Data excerpts
<<<<
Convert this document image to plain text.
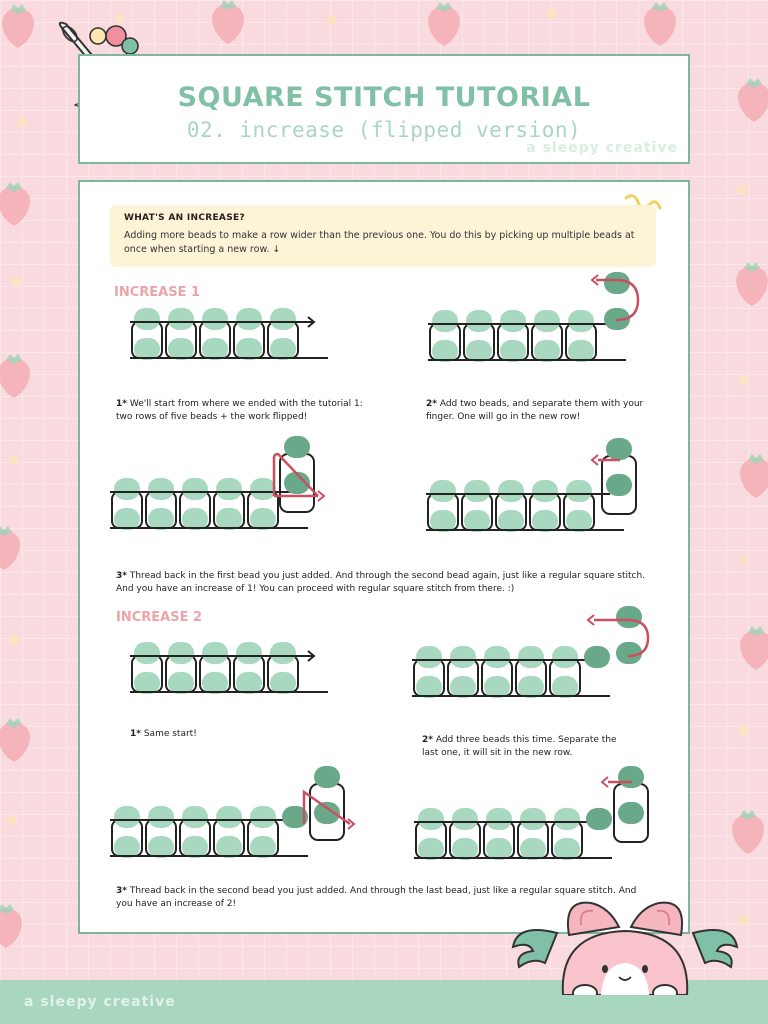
SQUARE STITCH TUTORIAL
02. increase (flipped version)
a sleepy creative
WHAT'S AN INCREASE?
Adding more beads to make a row wider than the previous one. You do this by picking up multiple beads at once when starting a new row. ↓
INCREASE 1
1* We'll start from where we ended with the tutorial 1: two rows of five beads + the work flipped!
2* Add two beads, and separate them with your finger. One will go in the new row!
3* Thread back in the first bead you just added. And through the second bead again, just like a regular square stitch. And you have an increase of 1! You can proceed with regular square stitch from there. :)
INCREASE 2
1* Same start!
2* Add three beads this time. Separate the last one, it will sit in the new row.
3* Thread back in the second bead you just added. And through the last bead, just like a regular square stitch. And you have an increase of 2!
a sleepy creative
>>>>
### Short problem
Copy all lines from the material that hold "have".

### Solved exercise
3* Thread back in the first bead you just added. And through the second bead again, just like a regular square stitch. And you have an increase of 1! You can proceed with regular square stitch from there. :)
3* Thread back in the second bead you just added. And through the last bead, just like a regular square stitch. And you have an increase of 2!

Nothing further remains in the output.